■ The exercise:
Give every entry again, unchanged, and leave its images out.

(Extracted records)
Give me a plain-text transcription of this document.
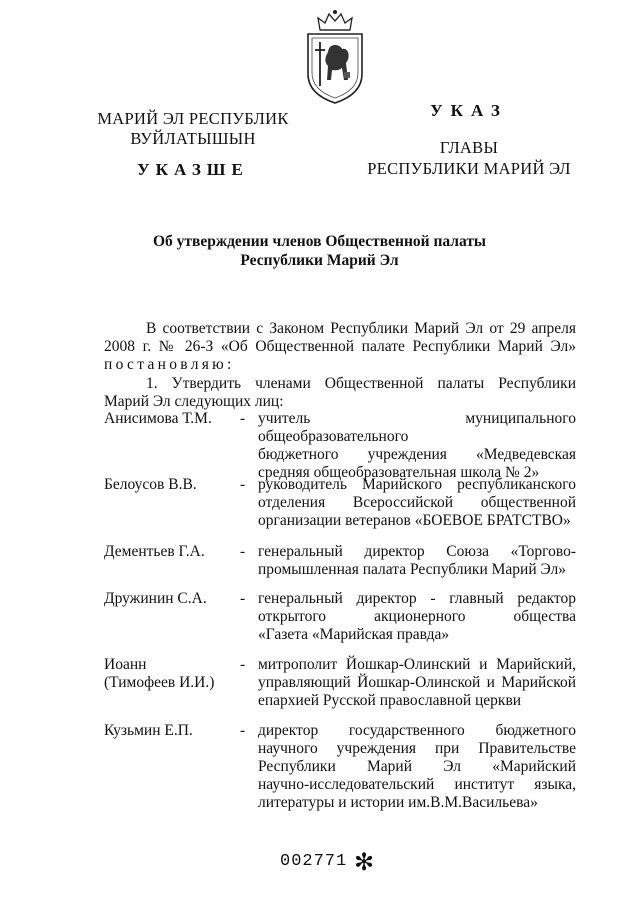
МАРИЙ ЭЛ РЕСПУБЛИК
ВУЙЛАТЫШЫН
УКАЗШЕ
УКАЗ
ГЛАВЫ
РЕСПУБЛИКИ МАРИЙ ЭЛ
Об утверждении членов Общественной палаты
Республики Марий Эл
В соответствии с Законом Республики Марий Эл от 29 апреля
2008 г. № 26-З «Об Общественной палате Республики Марий Эл»
постановляю:
1. Утвердить членами Общественной палаты Республики
Марий Эл следующих лиц:
Анисимова Т.М.	- учитель муниципального общеобразовательного
бюджетного учреждения «Медведевская
средняя общеобразовательная школа № 2»
Белоусов В.В.	- руководитель Марийского республиканского
отделения Всероссийской общественной
организации ветеранов «БОЕВОЕ БРАТСТВО»
Дементьев Г.А.	- генеральный директор Союза «Торгово-
промышленная палата Республики Марий Эл»
Дружинин С.А.	- генеральный директор - главный редактор
открытого акционерного общества
«Газета «Марийская правда»
Иоанн
(Тимофеев И.И.)
- митрополит Йошкар-Олинский и Марийский,
управляющий Йошкар-Олинской и Марийской
епархией Русской православной церкви
Кузьмин Е.П.	- директор государственного бюджетного
научного учреждения при Правительстве
Республики Марий Эл «Марийский
научно-исследовательский институт языка,
литературы и истории им.В.М.Васильева»
002771 ✻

■ Completed exercise:
Give me a plain-text transcription of this document.
МАРИЙ ЭЛ РЕСПУБЛИК
ВУЙЛАТЫШЫН
УКАЗШЕ
УКАЗ
ГЛАВЫ
РЕСПУБЛИКИ МАРИЙ ЭЛ
Об утверждении членов Общественной палаты
Республики Марий Эл
В соответствии с Законом Республики Марий Эл от 29 апреля
2008 г. № 26-З «Об Общественной палате Республики Марий Эл»
постановляю:
1. Утвердить членами Общественной палаты Республики
Марий Эл следующих лиц:
Анисимова Т.М.	- учитель муниципального общеобразовательного
бюджетного учреждения «Медведевская
средняя общеобразовательная школа № 2»
Белоусов В.В.	- руководитель Марийского республиканского
отделения Всероссийской общественной
организации ветеранов «БОЕВОЕ БРАТСТВО»
Дементьев Г.А.	- генеральный директор Союза «Торгово-
промышленная палата Республики Марий Эл»
Дружинин С.А.	- генеральный директор - главный редактор
открытого акционерного общества
«Газета «Марийская правда»
Иоанн
(Тимофеев И.И.)
- митрополит Йошкар-Олинский и Марийский,
управляющий Йошкар-Олинской и Марийской
епархией Русской православной церкви
Кузьмин Е.П.	- директор государственного бюджетного
научного учреждения при Правительстве
Республики Марий Эл «Марийский
научно-исследовательский институт языка,
литературы и истории им.В.М.Васильева»
002771 ✻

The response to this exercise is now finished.